───── RECORDS PROVIDED
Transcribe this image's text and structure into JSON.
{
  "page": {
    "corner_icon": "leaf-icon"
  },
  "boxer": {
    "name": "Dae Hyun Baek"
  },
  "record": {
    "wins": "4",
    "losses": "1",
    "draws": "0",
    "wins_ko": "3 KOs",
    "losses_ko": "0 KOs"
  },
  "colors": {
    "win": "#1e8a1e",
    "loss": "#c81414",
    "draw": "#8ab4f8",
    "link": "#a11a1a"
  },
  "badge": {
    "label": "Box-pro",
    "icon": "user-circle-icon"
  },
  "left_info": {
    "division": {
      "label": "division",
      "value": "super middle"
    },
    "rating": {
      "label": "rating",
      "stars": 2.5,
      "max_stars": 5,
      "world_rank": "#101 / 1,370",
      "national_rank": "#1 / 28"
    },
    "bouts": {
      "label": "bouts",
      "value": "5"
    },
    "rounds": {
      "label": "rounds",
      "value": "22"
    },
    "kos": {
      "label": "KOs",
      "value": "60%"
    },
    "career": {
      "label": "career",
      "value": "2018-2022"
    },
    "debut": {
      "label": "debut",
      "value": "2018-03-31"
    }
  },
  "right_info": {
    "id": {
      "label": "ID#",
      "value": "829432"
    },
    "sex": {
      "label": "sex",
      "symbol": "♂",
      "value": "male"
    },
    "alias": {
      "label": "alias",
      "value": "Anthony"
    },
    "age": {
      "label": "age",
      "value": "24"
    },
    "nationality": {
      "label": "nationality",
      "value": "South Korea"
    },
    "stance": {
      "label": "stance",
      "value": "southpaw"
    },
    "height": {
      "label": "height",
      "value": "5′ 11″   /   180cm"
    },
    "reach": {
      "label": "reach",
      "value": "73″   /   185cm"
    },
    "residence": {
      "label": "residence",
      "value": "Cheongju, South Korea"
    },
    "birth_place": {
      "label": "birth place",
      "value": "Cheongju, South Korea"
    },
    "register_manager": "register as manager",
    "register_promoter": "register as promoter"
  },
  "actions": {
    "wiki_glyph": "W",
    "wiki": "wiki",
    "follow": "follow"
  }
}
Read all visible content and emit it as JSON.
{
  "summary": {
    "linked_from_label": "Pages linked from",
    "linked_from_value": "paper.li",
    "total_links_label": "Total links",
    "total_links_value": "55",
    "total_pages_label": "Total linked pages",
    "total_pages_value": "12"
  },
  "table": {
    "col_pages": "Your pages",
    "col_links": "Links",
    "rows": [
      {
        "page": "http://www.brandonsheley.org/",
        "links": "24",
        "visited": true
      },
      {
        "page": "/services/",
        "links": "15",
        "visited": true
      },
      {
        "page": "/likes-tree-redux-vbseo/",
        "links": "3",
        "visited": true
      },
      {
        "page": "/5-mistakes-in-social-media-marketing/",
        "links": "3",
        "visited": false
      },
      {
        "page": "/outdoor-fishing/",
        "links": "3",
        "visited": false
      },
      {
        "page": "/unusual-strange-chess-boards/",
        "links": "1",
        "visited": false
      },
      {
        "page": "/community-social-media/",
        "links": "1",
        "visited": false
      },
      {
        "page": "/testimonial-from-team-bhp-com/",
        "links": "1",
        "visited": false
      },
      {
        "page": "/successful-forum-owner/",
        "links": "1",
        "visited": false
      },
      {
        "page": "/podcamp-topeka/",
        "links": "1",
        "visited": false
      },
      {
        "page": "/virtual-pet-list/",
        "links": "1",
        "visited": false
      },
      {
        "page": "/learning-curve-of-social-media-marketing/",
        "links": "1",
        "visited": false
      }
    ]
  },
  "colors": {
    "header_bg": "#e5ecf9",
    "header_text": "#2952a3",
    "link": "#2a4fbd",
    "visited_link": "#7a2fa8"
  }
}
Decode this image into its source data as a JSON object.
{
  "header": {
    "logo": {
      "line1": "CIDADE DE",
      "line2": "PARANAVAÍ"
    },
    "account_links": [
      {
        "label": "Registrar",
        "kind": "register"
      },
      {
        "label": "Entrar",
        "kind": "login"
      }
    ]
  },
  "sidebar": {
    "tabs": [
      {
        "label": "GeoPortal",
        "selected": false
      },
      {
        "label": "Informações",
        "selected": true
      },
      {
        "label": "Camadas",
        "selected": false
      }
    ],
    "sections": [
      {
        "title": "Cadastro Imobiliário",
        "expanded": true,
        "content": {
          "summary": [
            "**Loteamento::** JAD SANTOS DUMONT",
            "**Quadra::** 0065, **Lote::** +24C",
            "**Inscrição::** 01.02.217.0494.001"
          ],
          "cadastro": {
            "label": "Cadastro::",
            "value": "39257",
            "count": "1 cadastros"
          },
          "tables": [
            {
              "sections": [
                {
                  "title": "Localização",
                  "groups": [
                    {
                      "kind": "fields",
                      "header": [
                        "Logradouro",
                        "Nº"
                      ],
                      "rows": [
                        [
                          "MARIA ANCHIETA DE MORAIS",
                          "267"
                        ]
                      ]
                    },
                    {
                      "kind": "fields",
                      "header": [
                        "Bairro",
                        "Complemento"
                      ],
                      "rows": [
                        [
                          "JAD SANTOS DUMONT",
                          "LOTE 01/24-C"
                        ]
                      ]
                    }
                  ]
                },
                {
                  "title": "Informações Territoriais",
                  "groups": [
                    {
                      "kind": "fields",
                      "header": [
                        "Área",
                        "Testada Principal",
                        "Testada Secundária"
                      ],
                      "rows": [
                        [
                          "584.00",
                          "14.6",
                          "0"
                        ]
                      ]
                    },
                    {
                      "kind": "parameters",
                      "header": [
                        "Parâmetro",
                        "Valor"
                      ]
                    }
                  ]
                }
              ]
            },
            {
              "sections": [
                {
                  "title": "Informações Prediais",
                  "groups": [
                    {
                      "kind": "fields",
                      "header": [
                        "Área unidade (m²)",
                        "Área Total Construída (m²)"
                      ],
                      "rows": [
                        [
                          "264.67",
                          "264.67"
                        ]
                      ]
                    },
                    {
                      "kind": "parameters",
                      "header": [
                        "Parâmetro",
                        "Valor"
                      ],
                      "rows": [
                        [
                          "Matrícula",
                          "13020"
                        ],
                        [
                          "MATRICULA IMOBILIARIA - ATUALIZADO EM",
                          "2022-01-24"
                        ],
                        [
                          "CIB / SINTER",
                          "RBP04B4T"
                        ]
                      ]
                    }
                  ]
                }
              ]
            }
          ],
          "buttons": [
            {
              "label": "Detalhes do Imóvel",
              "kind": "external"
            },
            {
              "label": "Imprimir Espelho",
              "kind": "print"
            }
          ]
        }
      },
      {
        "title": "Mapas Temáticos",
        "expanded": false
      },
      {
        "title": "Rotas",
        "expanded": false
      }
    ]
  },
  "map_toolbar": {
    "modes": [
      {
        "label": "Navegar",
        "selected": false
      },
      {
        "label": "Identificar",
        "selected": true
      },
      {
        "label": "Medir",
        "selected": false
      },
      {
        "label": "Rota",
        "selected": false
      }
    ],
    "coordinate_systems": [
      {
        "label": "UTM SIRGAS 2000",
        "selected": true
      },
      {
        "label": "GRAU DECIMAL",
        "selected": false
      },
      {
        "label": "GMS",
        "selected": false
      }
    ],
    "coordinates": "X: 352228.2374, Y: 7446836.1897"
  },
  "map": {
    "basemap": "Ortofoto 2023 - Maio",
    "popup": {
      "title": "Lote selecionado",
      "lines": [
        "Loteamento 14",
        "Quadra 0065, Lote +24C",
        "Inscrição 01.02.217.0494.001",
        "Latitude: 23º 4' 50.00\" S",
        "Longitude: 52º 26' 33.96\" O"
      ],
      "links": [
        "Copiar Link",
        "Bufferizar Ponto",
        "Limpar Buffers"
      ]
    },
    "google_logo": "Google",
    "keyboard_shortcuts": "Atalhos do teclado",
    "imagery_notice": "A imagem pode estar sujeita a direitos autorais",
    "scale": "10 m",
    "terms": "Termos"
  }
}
──────────
* EXERCISE DETAILS: Copy out every line with the word "Quadra".

* FINISHED EXERCISE:
            "**Quadra::** 0065, **Lote::** +24C",
        "Quadra 0065, Lote +24C",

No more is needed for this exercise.